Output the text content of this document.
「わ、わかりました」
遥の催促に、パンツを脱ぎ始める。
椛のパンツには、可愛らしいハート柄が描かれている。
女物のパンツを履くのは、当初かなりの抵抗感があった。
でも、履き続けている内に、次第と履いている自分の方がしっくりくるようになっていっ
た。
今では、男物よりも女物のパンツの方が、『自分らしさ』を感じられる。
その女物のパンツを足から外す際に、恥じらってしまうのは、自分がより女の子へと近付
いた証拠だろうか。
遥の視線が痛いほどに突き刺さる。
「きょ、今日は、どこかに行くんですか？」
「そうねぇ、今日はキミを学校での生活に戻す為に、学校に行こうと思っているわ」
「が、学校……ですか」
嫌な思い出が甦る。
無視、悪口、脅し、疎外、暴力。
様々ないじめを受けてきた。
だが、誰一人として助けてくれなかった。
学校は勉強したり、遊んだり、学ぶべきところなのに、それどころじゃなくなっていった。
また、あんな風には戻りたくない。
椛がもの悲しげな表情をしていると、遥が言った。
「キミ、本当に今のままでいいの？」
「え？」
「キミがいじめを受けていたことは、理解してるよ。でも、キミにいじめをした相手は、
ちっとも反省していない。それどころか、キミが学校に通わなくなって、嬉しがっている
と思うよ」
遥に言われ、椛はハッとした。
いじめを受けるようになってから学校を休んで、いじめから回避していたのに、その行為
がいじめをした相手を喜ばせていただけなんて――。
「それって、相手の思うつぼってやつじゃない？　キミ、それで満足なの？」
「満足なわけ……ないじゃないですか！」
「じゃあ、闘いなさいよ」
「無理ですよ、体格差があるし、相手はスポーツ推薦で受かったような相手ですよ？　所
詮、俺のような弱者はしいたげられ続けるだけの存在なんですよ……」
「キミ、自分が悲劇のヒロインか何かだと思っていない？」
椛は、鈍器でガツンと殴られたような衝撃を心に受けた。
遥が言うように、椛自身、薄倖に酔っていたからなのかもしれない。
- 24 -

## Set problem
Reproduce all the data word for word.

## Full output
Output the text content of this document.
「わ、わかりました」
遥の催促に、パンツを脱ぎ始める。
椛のパンツには、可愛らしいハート柄が描かれている。
女物のパンツを履くのは、当初かなりの抵抗感があった。
でも、履き続けている内に、次第と履いている自分の方がしっくりくるようになっていっ
た。
今では、男物よりも女物のパンツの方が、『自分らしさ』を感じられる。
その女物のパンツを足から外す際に、恥じらってしまうのは、自分がより女の子へと近付
いた証拠だろうか。
遥の視線が痛いほどに突き刺さる。
「きょ、今日は、どこかに行くんですか？」
「そうねぇ、今日はキミを学校での生活に戻す為に、学校に行こうと思っているわ」
「が、学校……ですか」
嫌な思い出が甦る。
無視、悪口、脅し、疎外、暴力。
様々ないじめを受けてきた。
だが、誰一人として助けてくれなかった。
学校は勉強したり、遊んだり、学ぶべきところなのに、それどころじゃなくなっていった。
また、あんな風には戻りたくない。
椛がもの悲しげな表情をしていると、遥が言った。
「キミ、本当に今のままでいいの？」
「え？」
「キミがいじめを受けていたことは、理解してるよ。でも、キミにいじめをした相手は、
ちっとも反省していない。それどころか、キミが学校に通わなくなって、嬉しがっている
と思うよ」
遥に言われ、椛はハッとした。
いじめを受けるようになってから学校を休んで、いじめから回避していたのに、その行為
がいじめをした相手を喜ばせていただけなんて――。
「それって、相手の思うつぼってやつじゃない？　キミ、それで満足なの？」
「満足なわけ……ないじゃないですか！」
「じゃあ、闘いなさいよ」
「無理ですよ、体格差があるし、相手はスポーツ推薦で受かったような相手ですよ？　所
詮、俺のような弱者はしいたげられ続けるだけの存在なんですよ……」
「キミ、自分が悲劇のヒロインか何かだと思っていない？」
椛は、鈍器でガツンと殴られたような衝撃を心に受けた。
遥が言うように、椛自身、薄倖に酔っていたからなのかもしれない。
- 24 -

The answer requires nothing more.